- [GOAL OF THE EXERCISE]: Return the lines where the word "overview" occurs.

====

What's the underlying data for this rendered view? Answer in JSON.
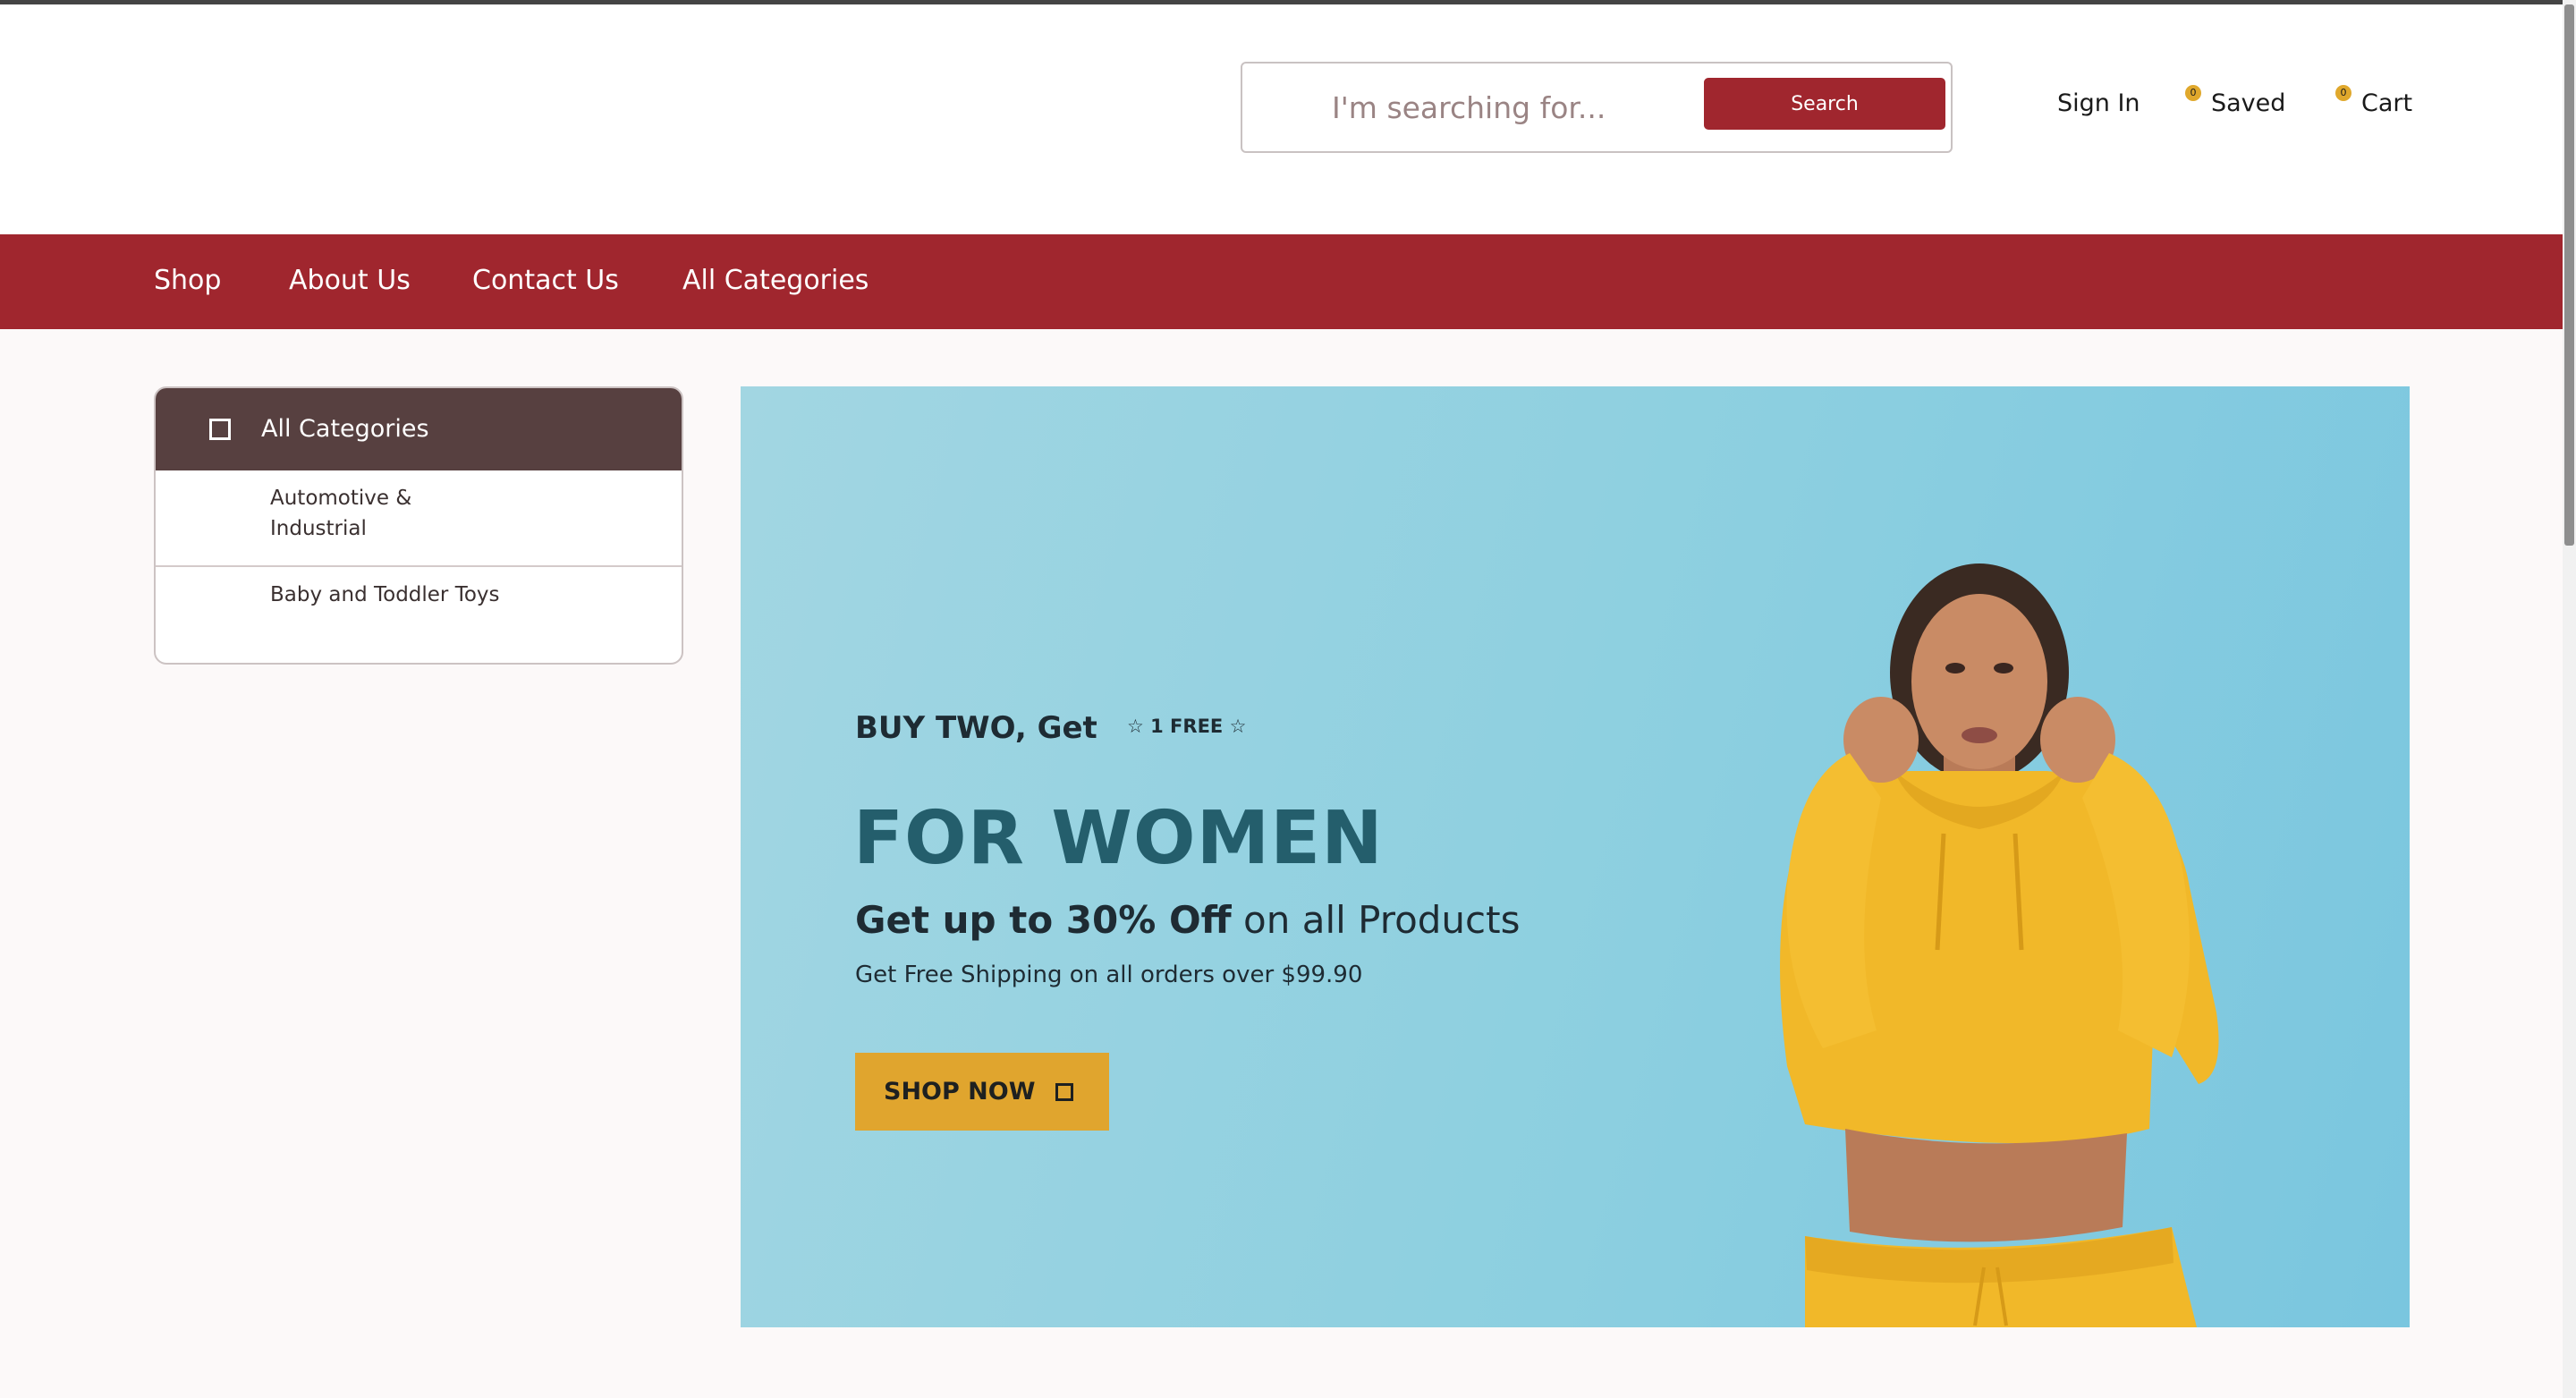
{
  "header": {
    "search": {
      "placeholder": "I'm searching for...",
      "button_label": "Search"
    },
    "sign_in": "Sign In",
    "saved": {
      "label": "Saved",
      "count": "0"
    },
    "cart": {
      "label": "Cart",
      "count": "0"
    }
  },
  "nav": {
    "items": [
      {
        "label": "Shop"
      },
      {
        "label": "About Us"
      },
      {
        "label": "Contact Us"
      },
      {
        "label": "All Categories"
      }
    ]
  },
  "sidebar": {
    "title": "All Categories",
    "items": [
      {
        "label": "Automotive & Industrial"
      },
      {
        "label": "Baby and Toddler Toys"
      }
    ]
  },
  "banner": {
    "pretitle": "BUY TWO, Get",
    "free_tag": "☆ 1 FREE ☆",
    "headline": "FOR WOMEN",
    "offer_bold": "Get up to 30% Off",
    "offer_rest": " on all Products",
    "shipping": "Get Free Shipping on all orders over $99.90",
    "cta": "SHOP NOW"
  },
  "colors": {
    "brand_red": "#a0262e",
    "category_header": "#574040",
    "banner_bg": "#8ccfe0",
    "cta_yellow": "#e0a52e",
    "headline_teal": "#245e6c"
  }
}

====

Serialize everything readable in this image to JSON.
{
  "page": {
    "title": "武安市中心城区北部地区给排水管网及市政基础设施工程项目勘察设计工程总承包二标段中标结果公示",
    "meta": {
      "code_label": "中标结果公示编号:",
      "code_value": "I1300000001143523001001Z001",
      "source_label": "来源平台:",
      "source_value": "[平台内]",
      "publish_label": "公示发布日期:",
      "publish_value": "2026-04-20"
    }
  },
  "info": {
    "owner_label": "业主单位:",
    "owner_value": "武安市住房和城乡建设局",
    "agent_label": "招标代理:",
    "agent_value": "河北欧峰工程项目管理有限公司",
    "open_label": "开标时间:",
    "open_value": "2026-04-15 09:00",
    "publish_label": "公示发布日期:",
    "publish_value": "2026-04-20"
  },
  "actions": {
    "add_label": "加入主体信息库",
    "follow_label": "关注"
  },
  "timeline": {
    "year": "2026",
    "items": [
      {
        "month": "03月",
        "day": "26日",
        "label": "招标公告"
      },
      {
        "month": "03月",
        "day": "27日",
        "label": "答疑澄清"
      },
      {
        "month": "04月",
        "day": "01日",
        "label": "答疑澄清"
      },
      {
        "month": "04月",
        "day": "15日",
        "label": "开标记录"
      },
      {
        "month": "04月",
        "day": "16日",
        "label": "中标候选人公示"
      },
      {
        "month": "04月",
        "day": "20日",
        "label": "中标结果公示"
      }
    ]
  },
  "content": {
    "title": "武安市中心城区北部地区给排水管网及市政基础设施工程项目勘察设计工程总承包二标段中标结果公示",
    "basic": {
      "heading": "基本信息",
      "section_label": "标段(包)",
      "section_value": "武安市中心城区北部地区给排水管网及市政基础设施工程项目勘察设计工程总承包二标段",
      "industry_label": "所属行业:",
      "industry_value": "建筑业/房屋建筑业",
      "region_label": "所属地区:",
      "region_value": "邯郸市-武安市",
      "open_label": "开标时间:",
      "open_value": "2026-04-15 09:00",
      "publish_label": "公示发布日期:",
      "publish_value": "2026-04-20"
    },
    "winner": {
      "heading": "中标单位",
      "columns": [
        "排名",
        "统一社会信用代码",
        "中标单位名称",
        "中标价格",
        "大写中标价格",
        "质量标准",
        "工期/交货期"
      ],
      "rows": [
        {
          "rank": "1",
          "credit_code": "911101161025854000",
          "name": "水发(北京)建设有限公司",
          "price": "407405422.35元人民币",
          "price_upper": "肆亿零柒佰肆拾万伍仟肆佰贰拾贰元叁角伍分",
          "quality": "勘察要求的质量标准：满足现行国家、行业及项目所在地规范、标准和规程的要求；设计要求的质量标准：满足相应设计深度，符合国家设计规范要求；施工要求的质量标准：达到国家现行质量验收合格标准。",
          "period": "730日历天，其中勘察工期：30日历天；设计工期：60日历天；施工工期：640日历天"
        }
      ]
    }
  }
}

====

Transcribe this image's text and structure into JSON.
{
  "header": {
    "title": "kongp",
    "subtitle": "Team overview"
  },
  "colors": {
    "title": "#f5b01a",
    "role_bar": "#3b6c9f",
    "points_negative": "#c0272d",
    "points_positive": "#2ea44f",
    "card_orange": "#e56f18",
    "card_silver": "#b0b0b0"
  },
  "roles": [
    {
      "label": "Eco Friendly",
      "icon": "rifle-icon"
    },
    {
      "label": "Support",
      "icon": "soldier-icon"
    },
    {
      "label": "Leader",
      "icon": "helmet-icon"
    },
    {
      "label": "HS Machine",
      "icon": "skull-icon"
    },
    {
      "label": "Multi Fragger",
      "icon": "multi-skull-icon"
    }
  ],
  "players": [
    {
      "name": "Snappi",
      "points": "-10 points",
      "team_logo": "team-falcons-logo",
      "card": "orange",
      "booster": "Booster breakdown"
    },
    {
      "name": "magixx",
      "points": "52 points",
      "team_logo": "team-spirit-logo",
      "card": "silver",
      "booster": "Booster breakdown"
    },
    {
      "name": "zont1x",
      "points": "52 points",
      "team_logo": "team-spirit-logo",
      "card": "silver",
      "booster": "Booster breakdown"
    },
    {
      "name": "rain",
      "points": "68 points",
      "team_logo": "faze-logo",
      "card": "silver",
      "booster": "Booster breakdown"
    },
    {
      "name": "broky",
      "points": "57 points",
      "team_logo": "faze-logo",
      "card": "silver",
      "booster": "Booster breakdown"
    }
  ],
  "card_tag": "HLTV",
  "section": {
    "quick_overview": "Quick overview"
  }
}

====

- [EXERCISE OUTPUT]:
    "subtitle": "Team overview"
    "quick_overview": "Quick overview"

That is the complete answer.